Exercise task —
Output the full listing word for word.

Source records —
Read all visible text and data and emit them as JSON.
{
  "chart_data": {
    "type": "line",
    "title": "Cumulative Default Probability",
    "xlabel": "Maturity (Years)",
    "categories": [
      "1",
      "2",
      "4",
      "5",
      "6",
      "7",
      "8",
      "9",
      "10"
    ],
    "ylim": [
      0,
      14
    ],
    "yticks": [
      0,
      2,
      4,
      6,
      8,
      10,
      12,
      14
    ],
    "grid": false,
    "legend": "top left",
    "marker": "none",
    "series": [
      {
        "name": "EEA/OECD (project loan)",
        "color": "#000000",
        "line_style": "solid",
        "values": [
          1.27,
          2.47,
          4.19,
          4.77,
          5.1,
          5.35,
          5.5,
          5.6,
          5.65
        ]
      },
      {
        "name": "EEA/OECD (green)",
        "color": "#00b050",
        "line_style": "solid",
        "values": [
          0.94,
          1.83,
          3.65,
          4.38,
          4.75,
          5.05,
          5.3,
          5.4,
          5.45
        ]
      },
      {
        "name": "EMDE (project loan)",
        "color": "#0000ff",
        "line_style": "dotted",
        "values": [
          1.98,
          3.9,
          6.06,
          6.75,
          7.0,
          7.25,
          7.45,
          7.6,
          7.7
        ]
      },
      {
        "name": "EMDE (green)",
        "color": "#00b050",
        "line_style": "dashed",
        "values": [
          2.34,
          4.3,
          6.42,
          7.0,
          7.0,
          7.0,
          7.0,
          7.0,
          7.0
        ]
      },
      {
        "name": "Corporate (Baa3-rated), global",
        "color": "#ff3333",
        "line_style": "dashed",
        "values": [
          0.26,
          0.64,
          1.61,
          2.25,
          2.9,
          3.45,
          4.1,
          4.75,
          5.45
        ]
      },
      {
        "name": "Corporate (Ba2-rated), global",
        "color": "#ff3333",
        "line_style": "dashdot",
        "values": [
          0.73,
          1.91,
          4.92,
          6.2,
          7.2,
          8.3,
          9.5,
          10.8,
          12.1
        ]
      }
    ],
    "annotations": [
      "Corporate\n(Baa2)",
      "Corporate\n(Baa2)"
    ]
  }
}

Task response —
Read all visible text and data and emit them as JSON.
{
  "chart_data": {
    "type": "line",
    "title": "Cumulative Default Probability",
    "xlabel": "Maturity (Years)",
    "categories": [
      "1",
      "2",
      "4",
      "5",
      "6",
      "7",
      "8",
      "9",
      "10"
    ],
    "ylim": [
      0,
      14
    ],
    "yticks": [
      0,
      2,
      4,
      6,
      8,
      10,
      12,
      14
    ],
    "grid": false,
    "legend": "top left",
    "marker": "none",
    "series": [
      {
        "name": "EEA/OECD (project loan)",
        "color": "#000000",
        "line_style": "solid",
        "values": [
          1.27,
          2.47,
          4.19,
          4.77,
          5.1,
          5.35,
          5.5,
          5.6,
          5.65
        ]
      },
      {
        "name": "EEA/OECD (green)",
        "color": "#00b050",
        "line_style": "solid",
        "values": [
          0.94,
          1.83,
          3.65,
          4.38,
          4.75,
          5.05,
          5.3,
          5.4,
          5.45
        ]
      },
      {
        "name": "EMDE (project loan)",
        "color": "#0000ff",
        "line_style": "dotted",
        "values": [
          1.98,
          3.9,
          6.06,
          6.75,
          7.0,
          7.25,
          7.45,
          7.6,
          7.7
        ]
      },
      {
        "name": "EMDE (green)",
        "color": "#00b050",
        "line_style": "dashed",
        "values": [
          2.34,
          4.3,
          6.42,
          7.0,
          7.0,
          7.0,
          7.0,
          7.0,
          7.0
        ]
      },
      {
        "name": "Corporate (Baa3-rated), global",
        "color": "#ff3333",
        "line_style": "dashed",
        "values": [
          0.26,
          0.64,
          1.61,
          2.25,
          2.9,
          3.45,
          4.1,
          4.75,
          5.45
        ]
      },
      {
        "name": "Corporate (Ba2-rated), global",
        "color": "#ff3333",
        "line_style": "dashdot",
        "values": [
          0.73,
          1.91,
          4.92,
          6.2,
          7.2,
          8.3,
          9.5,
          10.8,
          12.1
        ]
      }
    ],
    "annotations": [
      "Corporate\n(Baa2)",
      "Corporate\n(Baa2)"
    ]
  }
}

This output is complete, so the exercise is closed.